ЗАДАНИЕ: Выведите, пожалуйста, дословно фрагмент текста об актёре, начиная со слов «Он верен одному» и заканчивая словами «телезрителей доктор Хаус).».

ИСХОДНЫЙ ДОКУМЕНТ:
━━━━━━━━━━━━━━━━━━━━
Он верен одному театру — Русской драме им. Леси Украинки. «Ревизор», «Милый лжец», «Дон Кихот. 1938 год» — это далеко не весь перечень спектаклей, в которых занят Юрий Иванович. А еще в украинском переводе известных кинофильмов его голосом говорят культовые актеры — Арнольд Шварценеггер, Аль Пачино, Хью Лори (мегапопулярный сегодня среди телезрителей доктор Хаус).
— Вы работаете с очень разными текстами — Гоголь, Островский, — всего и не перечислишь, а какая драматургия вам наиболее близка?
━━━━━━━━━━━━━━━━━━━━
Записи аннотаций разметки макета:
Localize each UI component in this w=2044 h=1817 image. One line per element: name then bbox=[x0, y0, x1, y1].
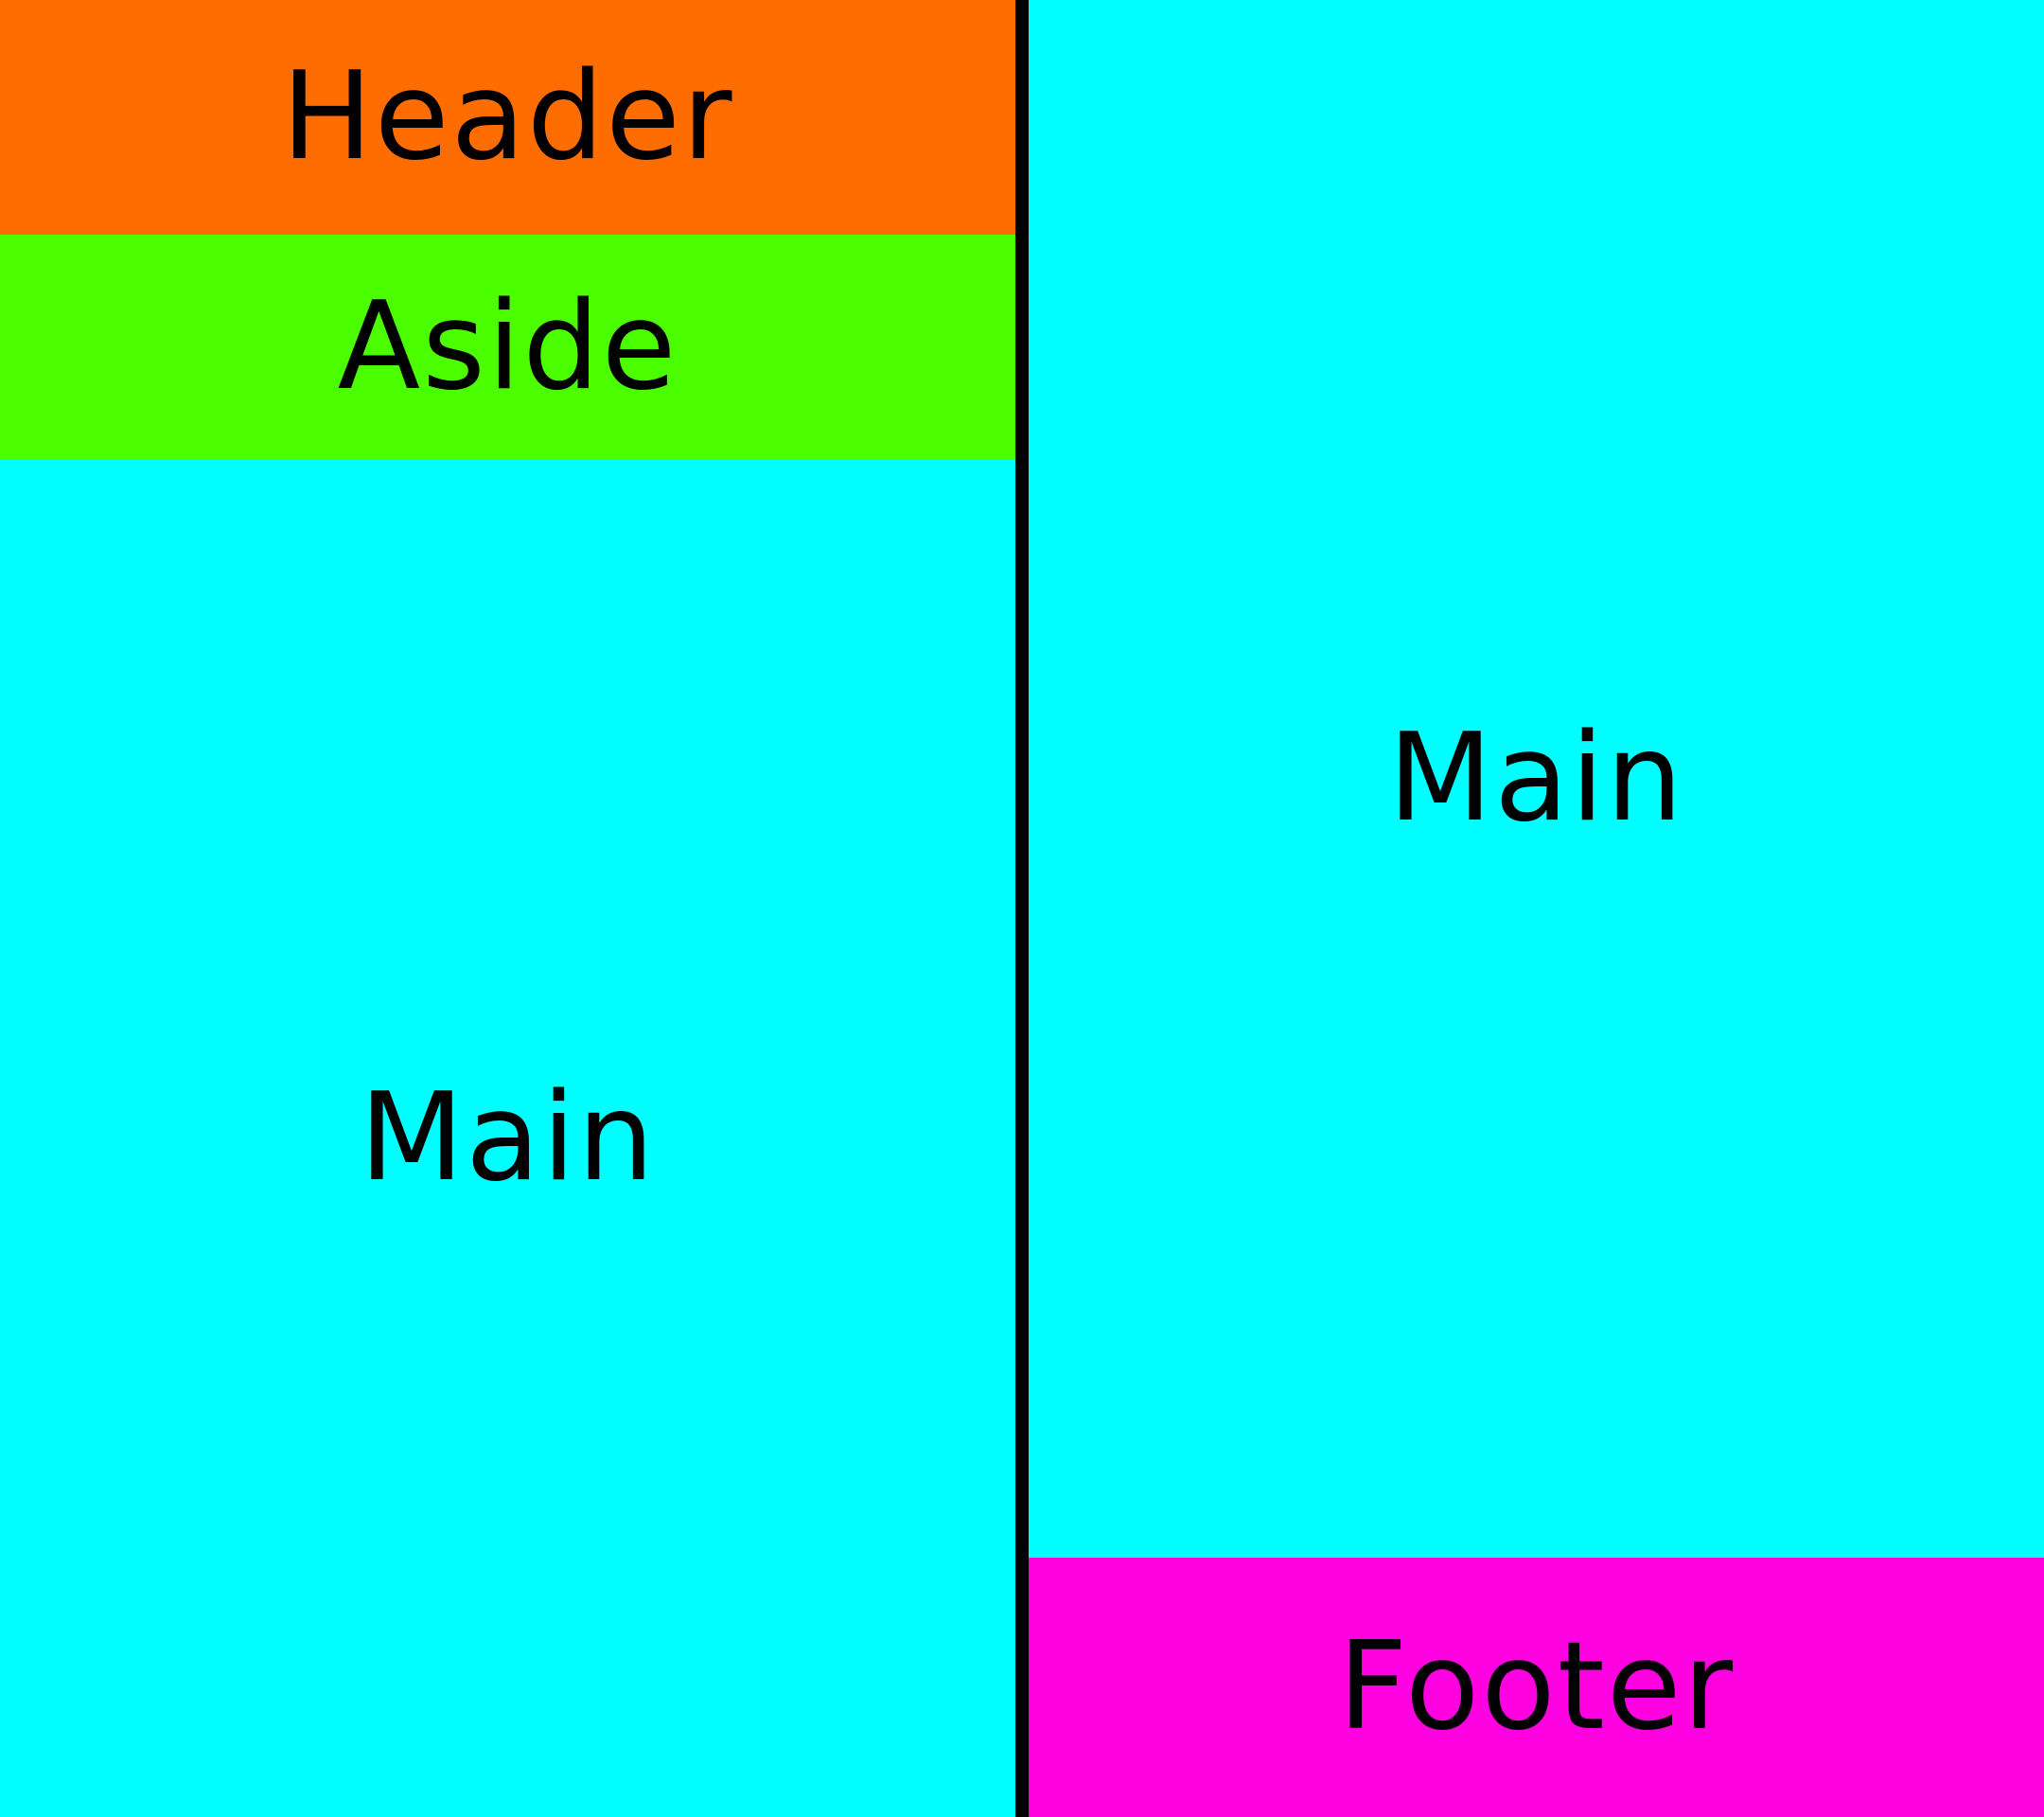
right-footer-region: Footer bbox=[1029, 1558, 2044, 1817]
center-divider bbox=[1015, 0, 1029, 1817]
left-aside-region: Aside bbox=[0, 235, 1015, 460]
right-footer-label: Footer bbox=[1337, 1616, 1736, 1757]
right-main-label: Main bbox=[1387, 708, 1685, 849]
left-header-label: Header bbox=[281, 46, 734, 187]
left-main-label: Main bbox=[359, 1067, 657, 1208]
left-main-region: Main bbox=[0, 460, 1015, 1817]
right-main-region: Main bbox=[1029, 0, 2044, 1558]
left-header-region: Header bbox=[0, 0, 1015, 235]
left-aside-label: Aside bbox=[337, 276, 678, 417]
━━━━━━━━━━━━━━━━━━━━
РЕЗУЛЬТАТ ВЫПОЛНЕНИЯ:
Он верен одному театру — Русской драме им. Леси Украинки. «Ревизор», «Милый лжец», «Дон Кихот. 1938 год» — это далеко не весь перечень спектаклей, в которых занят Юрий Иванович. А еще в украинском переводе известных кинофильмов его голосом говорят культовые актеры — Арнольд Шварценеггер, Аль Пачино, Хью Лори (мегапопулярный сегодня среди телезрителей доктор Хаус).